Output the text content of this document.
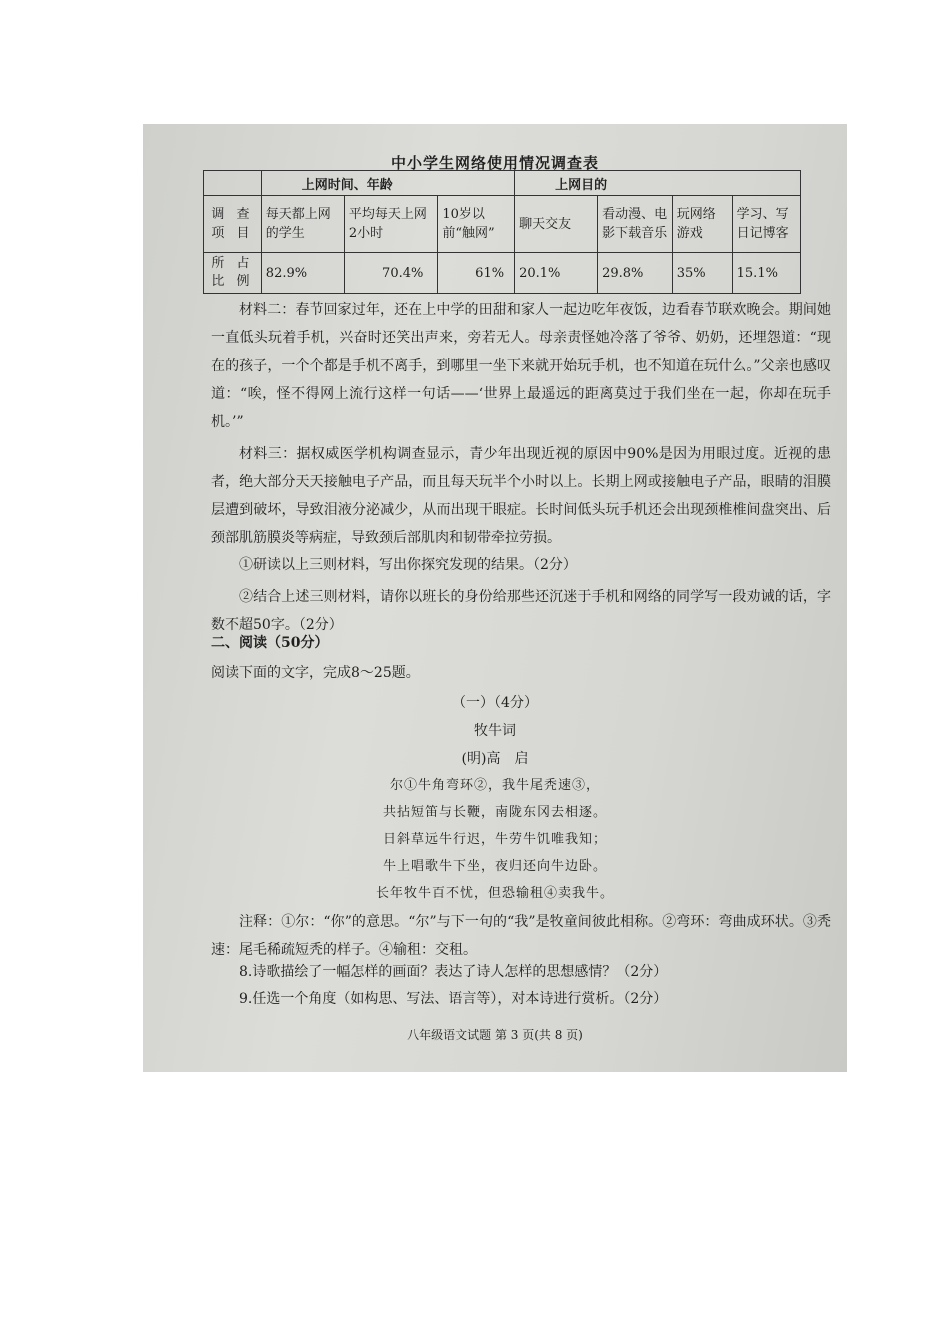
中小学生网络使用情况调查表
	上网时间、年龄			上网目的			
调 查 项 目	每天都上网的学生	平均每天上网2小时	10岁以前“触网”	聊天交友	看动漫、电影下载音乐	玩网络游戏	学习、写日记博客
所 占 比 例	82.9%	70.4%	61%	20.1%	29.8%	35%	15.1%
材料二：春节回家过年，还在上中学的田甜和家人一起边吃年夜饭，边看春节联欢晚会。期间她一直低头玩着手机，兴奋时还笑出声来，旁若无人。母亲责怪她冷落了爷爷、奶奶，还埋怨道：“现在的孩子，一个个都是手机不离手，到哪里一坐下来就开始玩手机，也不知道在玩什么。”父亲也感叹道：“唉，怪不得网上流行这样一句话——‘世界上最遥远的距离莫过于我们坐在一起，你却在玩手机。’”
材料三：据权威医学机构调查显示，青少年出现近视的原因中90%是因为用眼过度。近视的患者，绝大部分天天接触电子产品，而且每天玩半个小时以上。长期上网或接触电子产品，眼睛的泪膜层遭到破坏，导致泪液分泌减少，从而出现干眼症。长时间低头玩手机还会出现颈椎椎间盘突出、后颈部肌筋膜炎等病症，导致颈后部肌肉和韧带牵拉劳损。
①研读以上三则材料，写出你探究发现的结果。（2分）
②结合上述三则材料，请你以班长的身份给那些还沉迷于手机和网络的同学写一段劝诫的话，字数不超50字。（2分）
二、阅读（50分）
阅读下面的文字，完成8～25题。
（一）（4分）
牧牛词
(明)高　启
尔①牛角弯环②，我牛尾秃速③，
共拈短笛与长鞭，南陇东冈去相逐。
日斜草远牛行迟，牛劳牛饥唯我知；
牛上唱歌牛下坐，夜归还向牛边卧。
长年牧牛百不忧，但恐输租④卖我牛。
注释：①尔：“你”的意思。“尔”与下一句的“我”是牧童间彼此相称。②弯环：弯曲成环状。③秃速：尾毛稀疏短秃的样子。④输租：交租。
8.诗歌描绘了一幅怎样的画面？表达了诗人怎样的思想感情？（2分）
9.任选一个角度（如构思、写法、语言等），对本诗进行赏析。（2分）
八年级语文试题 第 3 页(共 8 页)
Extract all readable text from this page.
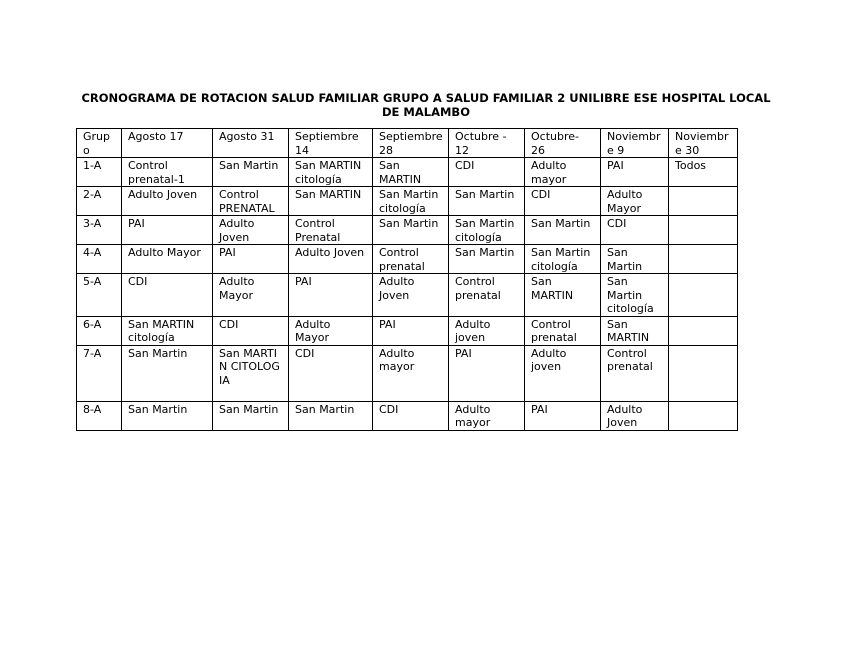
CRONOGRAMA DE ROTACION SALUD FAMILIAR GRUPO A SALUD FAMILIAR 2 UNILIBRE ESE HOSPITAL LOCAL DE MALAMBO
Grupo	Agosto 17	Agosto 31	Septiembre 14	Septiembre 28	Octubre - 12	Octubre- 26	Noviembre 9	Noviembre 30

1-A	Control prenatal-1	San Martin	San MARTIN citología	San MARTIN	CDI	Adulto mayor	PAI	Todos

2-A	Adulto Joven	Control PRENATAL	San MARTIN	San Martin citología	San Martin	CDI	Adulto Mayor	

3-A	PAI	Adulto Joven	Control Prenatal	San Martin	San Martin citología	San Martin	CDI	

4-A	Adulto Mayor	PAI	Adulto Joven	Control prenatal	San Martin	San Martin citología	San Martin	

5-A	CDI	Adulto Mayor	PAI	Adulto Joven	Control prenatal	San MARTIN	San Martin citología	

6-A	San MARTIN citología	CDI	Adulto Mayor	PAI	Adulto joven	Control prenatal	San MARTIN	

7-A	San Martin	San MARTIN CITOLOGIA	CDI	Adulto mayor	PAI	Adulto joven	Control prenatal	

8-A	San Martin	San Martin	San Martin	CDI	Adulto mayor	PAI	Adulto Joven	
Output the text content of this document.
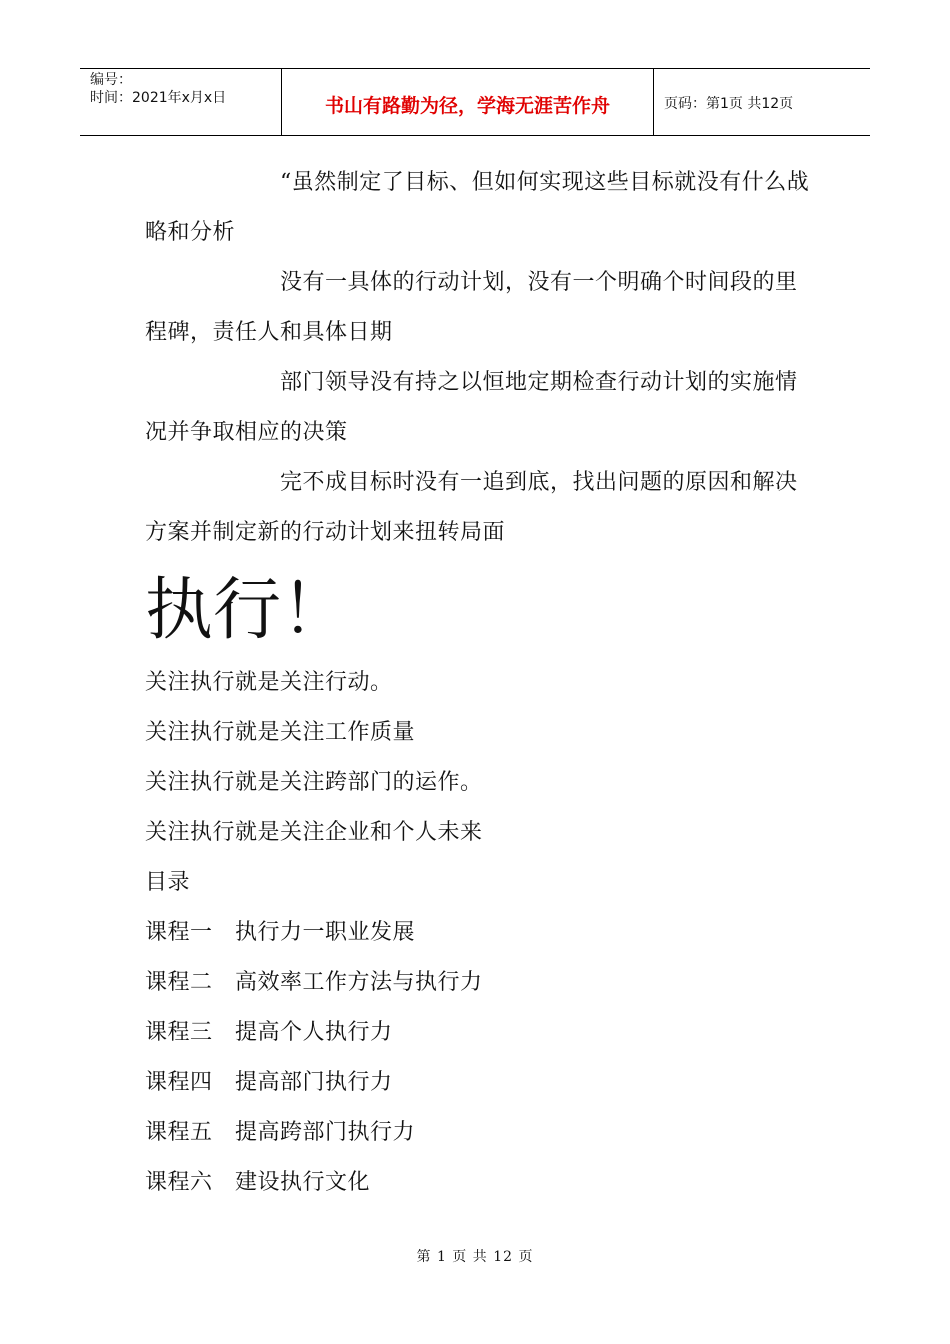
编号：
时间：2021年x月x日	书山有路勤为径，学海无涯苦作舟	页码：第1页 共12页
“虽然制定了目标、但如何实现这些目标就没有什么战
略和分析
没有一具体的行动计划，没有一个明确个时间段的里
程碑，责任人和具体日期
部门领导没有持之以恒地定期检查行动计划的实施情
况并争取相应的决策
完不成目标时没有一追到底，找出问题的原因和解决
方案并制定新的行动计划来扭转局面
执行！
关注执行就是关注行动。
关注执行就是关注工作质量
关注执行就是关注跨部门的运作。
关注执行就是关注企业和个人未来
目录
课程一 执行力一职业发展
课程二 高效率工作方法与执行力
课程三 提高个人执行力
课程四 提高部门执行力
课程五 提高跨部门执行力
课程六 建设执行文化
第 1 页 共 12 页
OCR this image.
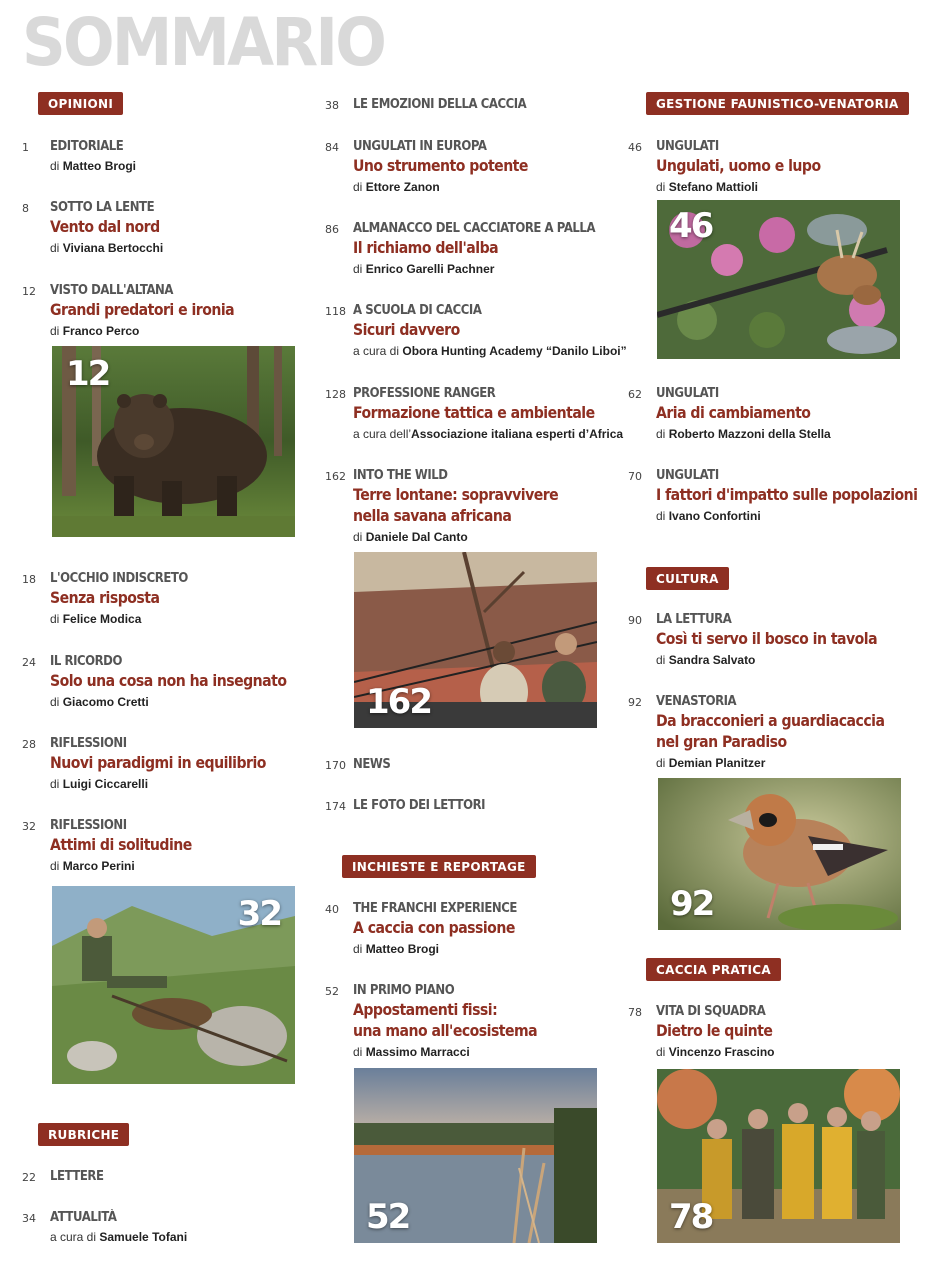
SOMMARIO
OPINIONI
1 EDITORIALE
di Matteo Brogi
8 SOTTO LA LENTE
Vento dal nord
di Viviana Bertocchi
12 VISTO DALL'ALTANA
Grandi predatori e ironia
di Franco Perco
12
18 L'OCCHIO INDISCRETO
Senza risposta
di Felice Modica
24 IL RICORDO
Solo una cosa non ha insegnato
di Giacomo Cretti
28 RIFLESSIONI
Nuovi paradigmi in equilibrio
di Luigi Ciccarelli
32 RIFLESSIONI
Attimi di solitudine
di Marco Perini
32
RUBRICHE
22 LETTERE
34 ATTUALITÀ
a cura di Samuele Tofani
38 LE EMOZIONI DELLA CACCIA
84 UNGULATI IN EUROPA
Uno strumento potente
di Ettore Zanon
86 ALMANACCO DEL CACCIATORE A PALLA
Il richiamo dell'alba
di Enrico Garelli Pachner
118 A SCUOLA DI CACCIA
Sicuri davvero
a cura di Obora Hunting Academy “Danilo Liboi”
128 PROFESSIONE RANGER
Formazione tattica e ambientale
a cura dell’Associazione italiana esperti d’Africa
162 INTO THE WILD
Terre lontane: sopravvivere
nella savana africana
di Daniele Dal Canto
162
170 NEWS
174 LE FOTO DEI LETTORI
INCHIESTE E REPORTAGE
40 THE FRANCHI EXPERIENCE
A caccia con passione
di Matteo Brogi
52 IN PRIMO PIANO
Appostamenti fissi:
una mano all'ecosistema
di Massimo Marracci
52
GESTIONE FAUNISTICO-VENATORIA
46 UNGULATI
Ungulati, uomo e lupo
di Stefano Mattioli
46
62 UNGULATI
Aria di cambiamento
di Roberto Mazzoni della Stella
70 UNGULATI
I fattori d'impatto sulle popolazioni
di Ivano Confortini
CULTURA
90 LA LETTURA
Così ti servo il bosco in tavola
di Sandra Salvato
92 VENASTORIA
Da bracconieri a guardiacaccia
nel gran Paradiso
di Demian Planitzer
92
CACCIA PRATICA
78 VITA DI SQUADRA
Dietro le quinte
di Vincenzo Frascino
78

Objective: Leave out every picture and copy the rest of the records exactly.

Response to the exercise:
Output the text content of this document.
中小学生网络使用情况调查表
	上网时间、年龄			上网目的			
调 查 项 目	每天都上网的学生	平均每天上网2小时	10岁以前“触网”	聊天交友	看动漫、电影下载音乐	玩网络游戏	学习、写日记博客
所 占 比 例	82.9%	70.4%	61%	20.1%	29.8%	35%	15.1%
材料二：春节回家过年，还在上中学的田甜和家人一起边吃年夜饭，边看春节联欢晚会。期间她一直低头玩着手机，兴奋时还笑出声来，旁若无人。母亲责怪她冷落了爷爷、奶奶，还埋怨道：“现在的孩子，一个个都是手机不离手，到哪里一坐下来就开始玩手机，也不知道在玩什么。”父亲也感叹道：“唉，怪不得网上流行这样一句话——‘世界上最遥远的距离莫过于我们坐在一起，你却在玩手机。’”
材料三：据权威医学机构调查显示，青少年出现近视的原因中90%是因为用眼过度。近视的患者，绝大部分天天接触电子产品，而且每天玩半个小时以上。长期上网或接触电子产品，眼睛的泪膜层遭到破坏，导致泪液分泌减少，从而出现干眼症。长时间低头玩手机还会出现颈椎椎间盘突出、后颈部肌筋膜炎等病症，导致颈后部肌肉和韧带牵拉劳损。
①研读以上三则材料，写出你探究发现的结果。（2分）
②结合上述三则材料，请你以班长的身份给那些还沉迷于手机和网络的同学写一段劝诫的话，字数不超50字。（2分）
二、阅读（50分）
阅读下面的文字，完成8～25题。
（一）（4分）
牧牛词
(明)高　启
尔①牛角弯环②，我牛尾秃速③，
共拈短笛与长鞭，南陇东冈去相逐。
日斜草远牛行迟，牛劳牛饥唯我知；
牛上唱歌牛下坐，夜归还向牛边卧。
长年牧牛百不忧，但恐输租④卖我牛。
注释：①尔：“你”的意思。“尔”与下一句的“我”是牧童间彼此相称。②弯环：弯曲成环状。③秃速：尾毛稀疏短秃的样子。④输租：交租。
8.诗歌描绘了一幅怎样的画面？表达了诗人怎样的思想感情？（2分）
9.任选一个角度（如构思、写法、语言等），对本诗进行赏析。（2分）
八年级语文试题 第 3 页(共 8 页)
Extract all readable text from this page.
CRONOGRAMA DE ROTACION SALUD FAMILIAR GRUPO A SALUD FAMILIAR 2 UNILIBRE ESE HOSPITAL LOCAL DE MALAMBO
Grupo	Agosto 17	Agosto 31	Septiembre 14	Septiembre 28	Octubre - 12	Octubre- 26	Noviembre 9	Noviembre 30

1-A	Control prenatal-1	San Martin	San MARTIN citología	San MARTIN	CDI	Adulto mayor	PAI	Todos

2-A	Adulto Joven	Control PRENATAL	San MARTIN	San Martin citología	San Martin	CDI	Adulto Mayor	

3-A	PAI	Adulto Joven	Control Prenatal	San Martin	San Martin citología	San Martin	CDI	

4-A	Adulto Mayor	PAI	Adulto Joven	Control prenatal	San Martin	San Martin citología	San Martin	

5-A	CDI	Adulto Mayor	PAI	Adulto Joven	Control prenatal	San MARTIN	San Martin citología	

6-A	San MARTIN citología	CDI	Adulto Mayor	PAI	Adulto joven	Control prenatal	San MARTIN	

7-A	San Martin	San MARTIN CITOLOGIA	CDI	Adulto mayor	PAI	Adulto joven	Control prenatal	

8-A	San Martin	San Martin	San Martin	CDI	Adulto mayor	PAI	Adulto Joven	
Output the text content of this document.
编号：
时间：2021年x月x日	书山有路勤为径，学海无涯苦作舟	页码：第1页 共12页
“虽然制定了目标、但如何实现这些目标就没有什么战
略和分析
没有一具体的行动计划，没有一个明确个时间段的里
程碑，责任人和具体日期
部门领导没有持之以恒地定期检查行动计划的实施情
况并争取相应的决策
完不成目标时没有一追到底，找出问题的原因和解决
方案并制定新的行动计划来扭转局面
执行！
关注执行就是关注行动。
关注执行就是关注工作质量
关注执行就是关注跨部门的运作。
关注执行就是关注企业和个人未来
目录
课程一 执行力一职业发展
课程二 高效率工作方法与执行力
课程三 提高个人执行力
课程四 提高部门执行力
课程五 提高跨部门执行力
课程六 建设执行文化
第 1 页 共 12 页
OCR this image.
SOMMARIO
OPINIONI
1 EDITORIALE
di Matteo Brogi
8 SOTTO LA LENTE
Vento dal nord
di Viviana Bertocchi
12 VISTO DALL'ALTANA
Grandi predatori e ironia
di Franco Perco
12
18 L'OCCHIO INDISCRETO
Senza risposta
di Felice Modica
24 IL RICORDO
Solo una cosa non ha insegnato
di Giacomo Cretti
28 RIFLESSIONI
Nuovi paradigmi in equilibrio
di Luigi Ciccarelli
32 RIFLESSIONI
Attimi di solitudine
di Marco Perini
32
RUBRICHE
22 LETTERE
34 ATTUALITÀ
a cura di Samuele Tofani
38 LE EMOZIONI DELLA CACCIA
84 UNGULATI IN EUROPA
Uno strumento potente
di Ettore Zanon
86 ALMANACCO DEL CACCIATORE A PALLA
Il richiamo dell'alba
di Enrico Garelli Pachner
118 A SCUOLA DI CACCIA
Sicuri davvero
a cura di Obora Hunting Academy “Danilo Liboi”
128 PROFESSIONE RANGER
Formazione tattica e ambientale
a cura dell’Associazione italiana esperti d’Africa
162 INTO THE WILD
Terre lontane: sopravvivere
nella savana africana
di Daniele Dal Canto
162
170 NEWS
174 LE FOTO DEI LETTORI
INCHIESTE E REPORTAGE
40 THE FRANCHI EXPERIENCE
A caccia con passione
di Matteo Brogi
52 IN PRIMO PIANO
Appostamenti fissi:
una mano all'ecosistema
di Massimo Marracci
52
GESTIONE FAUNISTICO-VENATORIA
46 UNGULATI
Ungulati, uomo e lupo
di Stefano Mattioli
46
62 UNGULATI
Aria di cambiamento
di Roberto Mazzoni della Stella
70 UNGULATI
I fattori d'impatto sulle popolazioni
di Ivano Confortini
CULTURA
90 LA LETTURA
Così ti servo il bosco in tavola
di Sandra Salvato
92 VENASTORIA
Da bracconieri a guardiacaccia
nel gran Paradiso
di Demian Planitzer
92
CACCIA PRATICA
78 VITA DI SQUADRA
Dietro le quinte
di Vincenzo Frascino
78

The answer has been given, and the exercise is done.